::: Text block
This past Saturday many young women walked across the stage I’ve walked across, and they received the piece of paper that is so much more than that–it’s the results of minutes and hours and days and years of listening and learning and writing and critiquing and speaking and sharing and thinking and challenging themselves to do more, do better, be stronger, think harder, and take one step more towards their goal.

And now. They’ve taken one very huge step.

They are college graduates.

One of those young women is my friend whom I had the privilege of sitting with about a month ago.  As we sat in the rocking chairs facing the green of the golf course on my visit “home” for Alumnae Weekend, I had the honor of hearing about her journey.  Some about where she’s been and more about where she hopes to go. What she hopes to do.  I heard her decisions and her questions in her stories and thoughts, and let me tell you this–

We are in good hands.

If.

If we don’t mess this up.

This beautiful soul has, as so many of us have, found out a lot about herself during her years at Wesleyan.  Some surprising, some not so much.  She has gained confidence in her abilities and her voice, as her professors and classmates challenged her to come up with ideas, defend her opinions, and put together words and thoughts in a way that others could learn from her.  And now–

Now she leaves this nest, this safe place, this place of incubation and growing.  It is time, and she is ready.

But–y’all.

I need to ask a favor.

For years, we have been telling this young woman and all the young people her age to “grow up.”  We’ve sighed when they’ve been silly, calling them out to “do better, be more mature, be responsible.”
::::::
::: Rows
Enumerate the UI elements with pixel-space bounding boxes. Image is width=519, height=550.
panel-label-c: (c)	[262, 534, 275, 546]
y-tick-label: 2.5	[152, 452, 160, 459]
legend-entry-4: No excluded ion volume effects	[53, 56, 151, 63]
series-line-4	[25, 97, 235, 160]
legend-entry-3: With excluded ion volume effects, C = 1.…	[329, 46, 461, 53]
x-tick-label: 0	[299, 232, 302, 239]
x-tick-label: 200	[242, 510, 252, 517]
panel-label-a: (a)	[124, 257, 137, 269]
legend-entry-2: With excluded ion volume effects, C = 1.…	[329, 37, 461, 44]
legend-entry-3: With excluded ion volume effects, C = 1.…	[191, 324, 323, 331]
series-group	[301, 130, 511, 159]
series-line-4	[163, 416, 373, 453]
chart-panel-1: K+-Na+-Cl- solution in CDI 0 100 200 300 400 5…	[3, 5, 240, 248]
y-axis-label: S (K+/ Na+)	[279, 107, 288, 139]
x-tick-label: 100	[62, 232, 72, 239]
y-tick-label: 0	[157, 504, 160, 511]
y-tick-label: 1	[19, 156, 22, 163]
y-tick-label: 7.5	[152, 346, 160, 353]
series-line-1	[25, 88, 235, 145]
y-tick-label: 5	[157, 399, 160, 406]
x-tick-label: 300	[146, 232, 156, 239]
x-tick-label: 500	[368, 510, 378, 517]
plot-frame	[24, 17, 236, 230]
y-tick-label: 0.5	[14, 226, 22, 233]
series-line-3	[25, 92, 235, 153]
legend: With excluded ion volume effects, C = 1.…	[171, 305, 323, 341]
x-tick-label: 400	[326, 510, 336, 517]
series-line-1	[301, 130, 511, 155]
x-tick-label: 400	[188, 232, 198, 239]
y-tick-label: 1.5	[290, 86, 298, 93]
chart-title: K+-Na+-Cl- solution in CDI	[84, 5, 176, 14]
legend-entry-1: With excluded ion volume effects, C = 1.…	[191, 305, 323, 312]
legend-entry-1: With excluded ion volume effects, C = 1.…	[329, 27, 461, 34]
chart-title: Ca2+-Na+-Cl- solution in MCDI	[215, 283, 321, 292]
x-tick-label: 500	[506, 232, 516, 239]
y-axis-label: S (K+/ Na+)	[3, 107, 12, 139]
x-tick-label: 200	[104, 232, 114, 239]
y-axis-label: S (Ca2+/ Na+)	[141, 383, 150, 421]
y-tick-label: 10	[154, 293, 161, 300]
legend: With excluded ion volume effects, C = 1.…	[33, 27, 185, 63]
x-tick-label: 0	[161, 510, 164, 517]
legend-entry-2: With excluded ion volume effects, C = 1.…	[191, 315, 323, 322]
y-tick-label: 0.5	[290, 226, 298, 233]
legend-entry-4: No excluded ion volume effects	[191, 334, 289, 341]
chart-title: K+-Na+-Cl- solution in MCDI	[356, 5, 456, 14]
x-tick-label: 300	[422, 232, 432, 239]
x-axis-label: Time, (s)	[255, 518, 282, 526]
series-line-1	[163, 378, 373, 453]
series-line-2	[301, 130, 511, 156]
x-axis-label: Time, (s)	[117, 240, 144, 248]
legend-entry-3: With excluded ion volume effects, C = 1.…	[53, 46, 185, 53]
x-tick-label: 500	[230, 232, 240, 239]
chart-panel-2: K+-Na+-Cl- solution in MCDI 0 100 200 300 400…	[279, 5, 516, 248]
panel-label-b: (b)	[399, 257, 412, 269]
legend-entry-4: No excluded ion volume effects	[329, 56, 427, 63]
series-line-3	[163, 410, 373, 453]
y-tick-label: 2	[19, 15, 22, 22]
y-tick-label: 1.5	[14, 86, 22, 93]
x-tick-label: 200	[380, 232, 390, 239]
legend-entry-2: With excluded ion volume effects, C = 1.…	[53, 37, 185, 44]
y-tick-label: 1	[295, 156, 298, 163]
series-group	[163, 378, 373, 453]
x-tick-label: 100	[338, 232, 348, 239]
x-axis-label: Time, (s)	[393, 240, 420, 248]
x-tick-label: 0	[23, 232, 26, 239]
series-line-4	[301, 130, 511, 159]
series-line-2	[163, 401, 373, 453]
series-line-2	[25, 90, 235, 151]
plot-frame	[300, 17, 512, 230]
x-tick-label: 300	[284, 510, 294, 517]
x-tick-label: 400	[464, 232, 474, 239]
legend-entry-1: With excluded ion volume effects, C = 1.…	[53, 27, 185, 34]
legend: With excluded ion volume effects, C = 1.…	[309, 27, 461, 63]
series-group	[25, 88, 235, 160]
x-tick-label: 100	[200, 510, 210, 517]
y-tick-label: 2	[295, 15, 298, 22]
::::::
● **Given request 1**: Translate the sentence "It is time, and she is ready." from the graduation text into Spanish.
● **Given request 2**: According to the graduation text, what did the rocking chairs face during the visit home for Alumnae Weekend?

● **Final answer 1**: Es hora, y ella está lista.

● **Final answer 2**: The green of the golf course.